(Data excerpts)
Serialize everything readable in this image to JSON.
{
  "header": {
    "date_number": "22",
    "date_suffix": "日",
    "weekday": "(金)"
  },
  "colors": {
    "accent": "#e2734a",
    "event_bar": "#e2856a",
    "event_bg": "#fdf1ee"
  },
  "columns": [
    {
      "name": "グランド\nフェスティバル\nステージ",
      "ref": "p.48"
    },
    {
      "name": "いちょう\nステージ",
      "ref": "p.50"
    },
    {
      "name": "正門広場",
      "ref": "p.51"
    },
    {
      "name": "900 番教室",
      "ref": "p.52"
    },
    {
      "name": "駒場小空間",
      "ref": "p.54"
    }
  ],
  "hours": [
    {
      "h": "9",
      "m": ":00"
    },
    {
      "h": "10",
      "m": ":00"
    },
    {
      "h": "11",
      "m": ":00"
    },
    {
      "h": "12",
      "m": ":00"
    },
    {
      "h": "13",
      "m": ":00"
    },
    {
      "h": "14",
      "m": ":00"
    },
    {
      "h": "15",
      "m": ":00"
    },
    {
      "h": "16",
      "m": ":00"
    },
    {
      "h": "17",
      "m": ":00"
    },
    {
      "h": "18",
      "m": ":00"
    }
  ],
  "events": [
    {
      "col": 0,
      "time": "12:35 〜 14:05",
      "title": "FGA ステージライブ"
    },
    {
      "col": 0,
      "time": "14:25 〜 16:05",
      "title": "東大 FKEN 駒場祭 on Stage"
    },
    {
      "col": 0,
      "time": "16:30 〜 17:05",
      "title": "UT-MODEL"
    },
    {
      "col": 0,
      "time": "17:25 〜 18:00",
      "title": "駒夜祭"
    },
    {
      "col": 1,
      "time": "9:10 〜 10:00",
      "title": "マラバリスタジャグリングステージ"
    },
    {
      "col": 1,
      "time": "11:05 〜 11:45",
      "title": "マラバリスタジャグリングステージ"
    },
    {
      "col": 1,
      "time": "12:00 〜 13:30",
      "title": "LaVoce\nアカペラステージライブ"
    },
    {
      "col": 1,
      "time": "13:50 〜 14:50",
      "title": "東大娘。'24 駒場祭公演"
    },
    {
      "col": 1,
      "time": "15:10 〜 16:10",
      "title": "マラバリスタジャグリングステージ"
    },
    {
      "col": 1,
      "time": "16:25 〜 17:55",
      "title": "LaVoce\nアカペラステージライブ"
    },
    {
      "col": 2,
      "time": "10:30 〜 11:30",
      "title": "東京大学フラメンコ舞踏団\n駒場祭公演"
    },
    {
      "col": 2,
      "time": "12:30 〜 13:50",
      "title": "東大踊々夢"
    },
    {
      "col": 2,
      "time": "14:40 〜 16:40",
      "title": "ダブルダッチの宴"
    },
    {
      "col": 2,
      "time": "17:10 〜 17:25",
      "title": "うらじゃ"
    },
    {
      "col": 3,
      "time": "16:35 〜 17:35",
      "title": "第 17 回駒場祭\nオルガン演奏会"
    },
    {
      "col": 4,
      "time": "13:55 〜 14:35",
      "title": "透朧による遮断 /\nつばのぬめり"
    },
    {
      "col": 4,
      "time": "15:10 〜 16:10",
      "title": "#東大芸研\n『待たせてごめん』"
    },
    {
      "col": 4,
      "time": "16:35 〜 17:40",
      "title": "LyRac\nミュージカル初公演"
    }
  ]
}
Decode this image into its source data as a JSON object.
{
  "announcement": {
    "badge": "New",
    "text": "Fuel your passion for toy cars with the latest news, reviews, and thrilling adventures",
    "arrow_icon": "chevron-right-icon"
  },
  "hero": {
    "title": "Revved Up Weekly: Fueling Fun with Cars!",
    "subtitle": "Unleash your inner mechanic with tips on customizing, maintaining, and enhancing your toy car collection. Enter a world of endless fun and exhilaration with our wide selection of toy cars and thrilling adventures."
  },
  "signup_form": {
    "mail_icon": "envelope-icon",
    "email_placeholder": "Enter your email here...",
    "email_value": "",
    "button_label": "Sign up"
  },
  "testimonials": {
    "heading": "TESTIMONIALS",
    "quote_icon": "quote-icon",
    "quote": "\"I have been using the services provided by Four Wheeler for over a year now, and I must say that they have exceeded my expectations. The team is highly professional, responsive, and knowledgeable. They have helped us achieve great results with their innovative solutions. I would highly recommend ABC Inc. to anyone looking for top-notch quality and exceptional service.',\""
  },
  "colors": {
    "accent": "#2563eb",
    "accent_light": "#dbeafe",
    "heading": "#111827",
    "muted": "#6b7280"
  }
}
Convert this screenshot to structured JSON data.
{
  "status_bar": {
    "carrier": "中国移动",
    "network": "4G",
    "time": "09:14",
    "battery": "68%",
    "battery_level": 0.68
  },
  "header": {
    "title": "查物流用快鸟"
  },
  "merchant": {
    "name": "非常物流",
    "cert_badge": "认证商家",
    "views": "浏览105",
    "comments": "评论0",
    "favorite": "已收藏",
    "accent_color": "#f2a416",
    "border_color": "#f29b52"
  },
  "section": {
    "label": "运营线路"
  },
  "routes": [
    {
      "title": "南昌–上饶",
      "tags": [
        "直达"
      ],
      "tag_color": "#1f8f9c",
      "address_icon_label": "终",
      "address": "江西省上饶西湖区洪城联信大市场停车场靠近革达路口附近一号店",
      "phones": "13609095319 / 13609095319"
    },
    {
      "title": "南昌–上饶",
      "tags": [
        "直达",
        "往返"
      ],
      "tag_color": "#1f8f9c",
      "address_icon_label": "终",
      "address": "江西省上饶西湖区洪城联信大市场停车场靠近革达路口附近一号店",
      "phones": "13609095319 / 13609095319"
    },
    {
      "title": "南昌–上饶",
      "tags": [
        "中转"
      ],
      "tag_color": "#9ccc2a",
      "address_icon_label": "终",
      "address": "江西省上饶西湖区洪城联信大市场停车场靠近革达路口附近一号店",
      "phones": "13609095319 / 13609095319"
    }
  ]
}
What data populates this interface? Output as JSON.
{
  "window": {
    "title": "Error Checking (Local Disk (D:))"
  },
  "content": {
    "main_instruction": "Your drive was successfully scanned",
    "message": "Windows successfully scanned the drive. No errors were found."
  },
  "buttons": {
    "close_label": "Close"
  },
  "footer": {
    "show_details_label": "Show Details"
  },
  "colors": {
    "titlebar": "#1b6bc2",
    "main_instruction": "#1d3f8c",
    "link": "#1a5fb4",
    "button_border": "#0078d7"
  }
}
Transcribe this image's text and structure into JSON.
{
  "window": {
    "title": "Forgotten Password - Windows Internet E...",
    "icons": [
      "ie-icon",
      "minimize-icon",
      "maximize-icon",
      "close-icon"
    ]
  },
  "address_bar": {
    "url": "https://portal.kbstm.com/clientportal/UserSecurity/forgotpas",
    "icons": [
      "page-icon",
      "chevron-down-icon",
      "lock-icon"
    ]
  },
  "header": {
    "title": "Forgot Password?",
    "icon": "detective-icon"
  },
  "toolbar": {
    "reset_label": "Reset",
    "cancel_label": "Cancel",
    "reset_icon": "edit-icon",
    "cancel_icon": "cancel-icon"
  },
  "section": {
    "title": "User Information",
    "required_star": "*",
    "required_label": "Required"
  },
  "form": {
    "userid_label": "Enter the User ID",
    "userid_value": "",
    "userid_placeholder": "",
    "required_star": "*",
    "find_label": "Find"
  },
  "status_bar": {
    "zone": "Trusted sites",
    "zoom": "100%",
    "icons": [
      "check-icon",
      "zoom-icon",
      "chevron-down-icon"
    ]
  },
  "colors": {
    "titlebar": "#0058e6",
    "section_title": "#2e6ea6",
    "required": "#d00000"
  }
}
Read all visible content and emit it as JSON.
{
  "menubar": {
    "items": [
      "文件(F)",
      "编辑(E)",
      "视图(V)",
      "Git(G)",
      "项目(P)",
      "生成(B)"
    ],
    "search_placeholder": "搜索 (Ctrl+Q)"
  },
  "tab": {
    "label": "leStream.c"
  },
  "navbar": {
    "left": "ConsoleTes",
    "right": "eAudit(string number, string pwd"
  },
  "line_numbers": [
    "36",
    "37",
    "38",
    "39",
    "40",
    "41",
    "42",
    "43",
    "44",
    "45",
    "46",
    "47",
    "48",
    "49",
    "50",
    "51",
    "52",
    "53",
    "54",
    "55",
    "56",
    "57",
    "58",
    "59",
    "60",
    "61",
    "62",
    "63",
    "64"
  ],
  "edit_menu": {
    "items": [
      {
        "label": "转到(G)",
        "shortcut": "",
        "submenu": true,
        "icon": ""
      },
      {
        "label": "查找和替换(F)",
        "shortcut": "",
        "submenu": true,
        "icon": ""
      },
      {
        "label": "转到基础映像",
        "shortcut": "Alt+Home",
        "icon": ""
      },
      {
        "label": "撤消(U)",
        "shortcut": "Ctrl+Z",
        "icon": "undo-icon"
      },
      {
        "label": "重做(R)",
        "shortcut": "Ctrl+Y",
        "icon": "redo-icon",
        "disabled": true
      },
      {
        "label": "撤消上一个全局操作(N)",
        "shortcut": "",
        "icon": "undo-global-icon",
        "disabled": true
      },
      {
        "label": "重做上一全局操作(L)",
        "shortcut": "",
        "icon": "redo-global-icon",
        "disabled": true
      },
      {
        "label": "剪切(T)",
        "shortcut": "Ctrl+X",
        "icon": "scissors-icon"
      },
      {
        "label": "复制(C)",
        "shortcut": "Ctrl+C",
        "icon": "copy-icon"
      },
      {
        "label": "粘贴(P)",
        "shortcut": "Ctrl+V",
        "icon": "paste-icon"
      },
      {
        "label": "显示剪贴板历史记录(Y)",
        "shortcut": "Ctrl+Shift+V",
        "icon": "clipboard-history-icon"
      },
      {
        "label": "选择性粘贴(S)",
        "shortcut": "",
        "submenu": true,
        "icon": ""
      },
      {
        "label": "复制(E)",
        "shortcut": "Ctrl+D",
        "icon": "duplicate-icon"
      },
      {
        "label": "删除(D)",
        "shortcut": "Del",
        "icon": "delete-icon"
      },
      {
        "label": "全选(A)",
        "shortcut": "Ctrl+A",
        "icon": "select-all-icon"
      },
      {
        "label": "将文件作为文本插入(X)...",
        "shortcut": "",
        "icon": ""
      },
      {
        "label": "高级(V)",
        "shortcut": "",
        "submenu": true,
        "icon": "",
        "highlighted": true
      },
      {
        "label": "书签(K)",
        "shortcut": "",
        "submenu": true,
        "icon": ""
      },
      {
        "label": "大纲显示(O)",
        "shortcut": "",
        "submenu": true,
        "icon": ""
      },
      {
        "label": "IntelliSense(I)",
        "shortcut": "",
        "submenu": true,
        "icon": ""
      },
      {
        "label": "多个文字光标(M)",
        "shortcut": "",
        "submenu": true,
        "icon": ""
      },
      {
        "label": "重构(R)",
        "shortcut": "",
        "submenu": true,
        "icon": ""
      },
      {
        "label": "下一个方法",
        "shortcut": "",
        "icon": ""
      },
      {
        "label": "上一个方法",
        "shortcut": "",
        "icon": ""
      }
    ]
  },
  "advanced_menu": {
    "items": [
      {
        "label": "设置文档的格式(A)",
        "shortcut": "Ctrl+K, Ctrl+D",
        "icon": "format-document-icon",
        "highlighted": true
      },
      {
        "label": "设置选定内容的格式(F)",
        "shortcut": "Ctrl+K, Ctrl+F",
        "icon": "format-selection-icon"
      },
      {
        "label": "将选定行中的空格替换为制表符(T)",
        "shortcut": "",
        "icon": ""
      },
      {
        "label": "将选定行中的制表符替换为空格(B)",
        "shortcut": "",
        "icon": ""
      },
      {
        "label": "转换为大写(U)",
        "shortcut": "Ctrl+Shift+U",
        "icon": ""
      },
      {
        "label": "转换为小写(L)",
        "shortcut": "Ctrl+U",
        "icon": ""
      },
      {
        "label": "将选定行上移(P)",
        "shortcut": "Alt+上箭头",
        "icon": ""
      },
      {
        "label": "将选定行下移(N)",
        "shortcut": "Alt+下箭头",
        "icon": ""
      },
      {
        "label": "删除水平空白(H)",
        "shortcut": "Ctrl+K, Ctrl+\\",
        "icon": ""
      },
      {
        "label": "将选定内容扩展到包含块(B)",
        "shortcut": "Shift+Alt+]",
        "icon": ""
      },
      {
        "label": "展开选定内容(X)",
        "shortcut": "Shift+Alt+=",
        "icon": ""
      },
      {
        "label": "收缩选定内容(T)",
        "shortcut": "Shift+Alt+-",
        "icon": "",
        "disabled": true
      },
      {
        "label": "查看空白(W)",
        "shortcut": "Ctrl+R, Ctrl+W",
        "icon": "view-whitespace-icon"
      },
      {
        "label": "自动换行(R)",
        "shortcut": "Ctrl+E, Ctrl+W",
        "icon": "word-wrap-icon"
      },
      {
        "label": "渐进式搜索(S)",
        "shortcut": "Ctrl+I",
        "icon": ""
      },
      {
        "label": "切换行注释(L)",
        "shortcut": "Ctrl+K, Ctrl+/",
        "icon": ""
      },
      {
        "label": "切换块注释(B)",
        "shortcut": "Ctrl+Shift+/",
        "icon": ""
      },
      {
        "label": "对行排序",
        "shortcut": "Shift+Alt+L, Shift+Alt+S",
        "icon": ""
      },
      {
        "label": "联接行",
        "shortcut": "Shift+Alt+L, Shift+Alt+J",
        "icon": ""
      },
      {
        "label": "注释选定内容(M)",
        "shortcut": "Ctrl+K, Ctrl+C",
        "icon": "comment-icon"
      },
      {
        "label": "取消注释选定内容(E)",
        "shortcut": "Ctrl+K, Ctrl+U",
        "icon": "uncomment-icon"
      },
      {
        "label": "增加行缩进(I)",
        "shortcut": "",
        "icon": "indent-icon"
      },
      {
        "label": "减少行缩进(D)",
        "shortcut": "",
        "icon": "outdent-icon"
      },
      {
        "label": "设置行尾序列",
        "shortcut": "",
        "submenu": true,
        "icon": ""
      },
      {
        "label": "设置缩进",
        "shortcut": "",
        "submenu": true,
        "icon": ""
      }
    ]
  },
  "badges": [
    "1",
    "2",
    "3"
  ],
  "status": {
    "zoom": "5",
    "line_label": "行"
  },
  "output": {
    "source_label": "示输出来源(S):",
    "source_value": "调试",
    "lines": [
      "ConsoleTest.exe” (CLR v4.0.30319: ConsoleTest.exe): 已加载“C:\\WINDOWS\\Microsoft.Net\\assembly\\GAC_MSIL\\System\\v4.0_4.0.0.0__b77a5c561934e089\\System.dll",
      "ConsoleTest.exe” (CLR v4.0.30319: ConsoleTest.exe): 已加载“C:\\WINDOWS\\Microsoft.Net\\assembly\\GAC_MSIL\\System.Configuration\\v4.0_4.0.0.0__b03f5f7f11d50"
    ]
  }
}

» Exercise instructions
Go through the entries and return each line where the word "JSON" appears.

» Answer to the problem
Serialize everything readable in this image to JSON.
Decode this image into its source data as a JSON object.
Convert this screenshot to structured JSON data.
What data populates this interface? Output as JSON.
Transcribe this image's text and structure into JSON.
Read all visible content and emit it as JSON.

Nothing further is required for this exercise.